### BRIEF
Out of the lines below, please list those that hold the string "type".

### PROVIDED ENTRIES
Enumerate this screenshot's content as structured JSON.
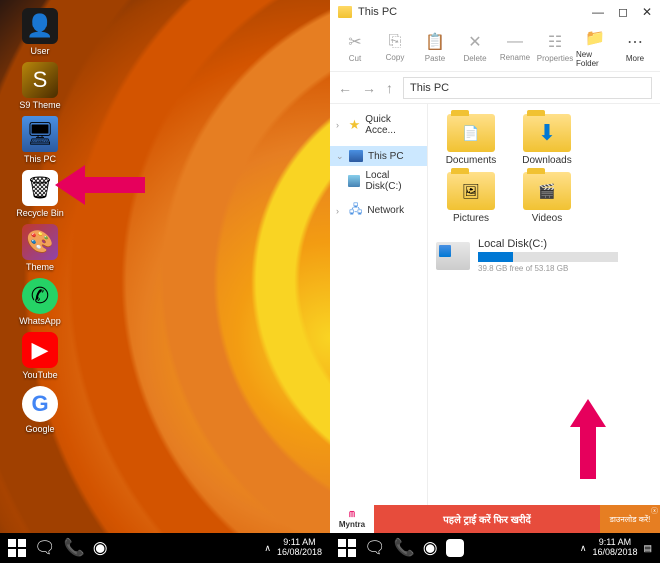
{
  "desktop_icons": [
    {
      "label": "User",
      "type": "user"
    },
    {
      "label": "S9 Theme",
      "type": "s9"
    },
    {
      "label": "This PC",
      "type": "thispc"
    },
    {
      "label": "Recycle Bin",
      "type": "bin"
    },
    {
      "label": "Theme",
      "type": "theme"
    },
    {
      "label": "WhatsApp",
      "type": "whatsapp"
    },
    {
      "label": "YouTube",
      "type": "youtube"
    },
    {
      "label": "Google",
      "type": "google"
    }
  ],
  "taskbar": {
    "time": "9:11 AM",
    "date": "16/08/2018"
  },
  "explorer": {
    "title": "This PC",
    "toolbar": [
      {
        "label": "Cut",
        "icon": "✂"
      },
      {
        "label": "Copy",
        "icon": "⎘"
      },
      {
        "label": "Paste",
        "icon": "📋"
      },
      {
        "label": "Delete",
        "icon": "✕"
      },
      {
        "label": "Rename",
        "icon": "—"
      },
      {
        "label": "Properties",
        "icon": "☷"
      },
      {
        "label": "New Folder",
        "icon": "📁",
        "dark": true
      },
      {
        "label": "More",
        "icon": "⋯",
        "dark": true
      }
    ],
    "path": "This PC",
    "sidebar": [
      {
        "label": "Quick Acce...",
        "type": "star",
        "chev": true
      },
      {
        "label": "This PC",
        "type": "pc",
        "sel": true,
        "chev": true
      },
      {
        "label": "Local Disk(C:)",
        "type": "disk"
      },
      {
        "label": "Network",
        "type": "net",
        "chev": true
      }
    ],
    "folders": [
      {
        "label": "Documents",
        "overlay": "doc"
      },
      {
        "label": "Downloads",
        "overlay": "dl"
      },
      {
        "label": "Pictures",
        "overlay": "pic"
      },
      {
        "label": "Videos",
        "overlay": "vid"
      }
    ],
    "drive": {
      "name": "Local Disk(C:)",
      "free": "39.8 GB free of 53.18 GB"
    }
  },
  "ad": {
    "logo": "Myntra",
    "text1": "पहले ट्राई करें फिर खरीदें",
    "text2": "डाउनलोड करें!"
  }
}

### EXPECTED OUTPUT
      "type": "user"
      "type": "s9"
      "type": "thispc"
      "type": "bin"
      "type": "theme"
      "type": "whatsapp"
      "type": "youtube"
      "type": "google"
        "type": "star",
        "type": "pc",
        "type": "disk"
        "type": "net",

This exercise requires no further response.